The request
Report back each line of the records that contains the string "Anwar".

++++++++++

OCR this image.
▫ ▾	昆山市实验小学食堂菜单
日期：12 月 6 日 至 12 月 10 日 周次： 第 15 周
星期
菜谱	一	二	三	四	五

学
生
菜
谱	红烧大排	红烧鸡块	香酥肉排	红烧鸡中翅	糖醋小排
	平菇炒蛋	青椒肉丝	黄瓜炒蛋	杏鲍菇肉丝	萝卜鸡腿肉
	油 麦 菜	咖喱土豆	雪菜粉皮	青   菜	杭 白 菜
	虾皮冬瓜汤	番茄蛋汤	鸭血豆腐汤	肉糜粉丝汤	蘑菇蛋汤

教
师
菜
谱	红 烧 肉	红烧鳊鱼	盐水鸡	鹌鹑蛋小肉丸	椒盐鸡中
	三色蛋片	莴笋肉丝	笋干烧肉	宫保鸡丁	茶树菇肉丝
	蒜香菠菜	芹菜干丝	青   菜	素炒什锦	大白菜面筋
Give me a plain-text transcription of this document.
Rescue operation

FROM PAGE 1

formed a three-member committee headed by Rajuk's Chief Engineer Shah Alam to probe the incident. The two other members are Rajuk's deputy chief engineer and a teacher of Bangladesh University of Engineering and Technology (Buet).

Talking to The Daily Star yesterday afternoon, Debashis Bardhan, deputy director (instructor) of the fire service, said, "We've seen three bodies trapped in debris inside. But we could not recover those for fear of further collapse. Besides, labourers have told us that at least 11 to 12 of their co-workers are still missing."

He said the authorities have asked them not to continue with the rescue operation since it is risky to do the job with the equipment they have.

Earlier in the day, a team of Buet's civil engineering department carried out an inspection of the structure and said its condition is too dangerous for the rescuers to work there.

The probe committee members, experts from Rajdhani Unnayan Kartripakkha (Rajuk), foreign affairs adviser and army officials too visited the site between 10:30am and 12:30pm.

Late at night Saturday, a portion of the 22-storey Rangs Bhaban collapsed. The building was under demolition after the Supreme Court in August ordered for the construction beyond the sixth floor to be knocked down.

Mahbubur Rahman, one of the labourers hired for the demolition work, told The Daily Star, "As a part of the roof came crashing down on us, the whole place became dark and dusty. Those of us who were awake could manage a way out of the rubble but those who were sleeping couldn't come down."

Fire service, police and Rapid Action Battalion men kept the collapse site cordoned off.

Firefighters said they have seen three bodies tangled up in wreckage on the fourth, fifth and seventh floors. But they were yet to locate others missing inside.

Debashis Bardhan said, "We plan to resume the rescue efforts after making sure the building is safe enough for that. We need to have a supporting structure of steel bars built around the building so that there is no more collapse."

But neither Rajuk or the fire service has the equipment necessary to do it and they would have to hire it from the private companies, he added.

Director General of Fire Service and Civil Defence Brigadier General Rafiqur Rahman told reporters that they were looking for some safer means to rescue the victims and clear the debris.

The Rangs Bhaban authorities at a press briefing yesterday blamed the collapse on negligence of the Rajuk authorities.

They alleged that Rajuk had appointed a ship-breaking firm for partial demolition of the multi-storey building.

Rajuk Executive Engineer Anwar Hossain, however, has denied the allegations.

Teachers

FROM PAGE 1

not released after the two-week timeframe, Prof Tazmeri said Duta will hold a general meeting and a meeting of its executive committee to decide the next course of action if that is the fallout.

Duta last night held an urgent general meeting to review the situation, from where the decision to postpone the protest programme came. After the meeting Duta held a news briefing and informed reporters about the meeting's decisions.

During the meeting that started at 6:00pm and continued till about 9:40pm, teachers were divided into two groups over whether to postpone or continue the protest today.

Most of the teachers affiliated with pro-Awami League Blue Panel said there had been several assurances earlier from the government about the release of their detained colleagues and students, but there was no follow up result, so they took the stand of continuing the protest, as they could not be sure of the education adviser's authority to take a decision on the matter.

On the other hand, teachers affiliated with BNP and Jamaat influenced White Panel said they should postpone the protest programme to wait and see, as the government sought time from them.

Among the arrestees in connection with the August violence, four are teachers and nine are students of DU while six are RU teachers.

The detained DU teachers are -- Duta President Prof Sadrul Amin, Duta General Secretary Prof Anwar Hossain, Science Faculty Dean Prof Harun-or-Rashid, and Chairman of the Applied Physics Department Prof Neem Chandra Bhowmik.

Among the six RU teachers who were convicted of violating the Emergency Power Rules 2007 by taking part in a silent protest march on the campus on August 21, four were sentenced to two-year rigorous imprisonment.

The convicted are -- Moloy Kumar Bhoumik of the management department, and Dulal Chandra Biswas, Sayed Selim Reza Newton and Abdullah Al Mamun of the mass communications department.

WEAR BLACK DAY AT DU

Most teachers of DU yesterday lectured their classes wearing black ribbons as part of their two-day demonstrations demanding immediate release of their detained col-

++++++++++

Answer for the task
Rajuk Executive Engineer Anwar Hossain, however, has denied the allegations.
The detained DU teachers are -- Duta President Prof Sadrul Amin, Duta General Secretary Prof Anwar Hossain, Science Faculty Dean Prof Harun-or-Rashid, and Chairman of the Applied Physics Department Prof Neem Chandra Bhowmik.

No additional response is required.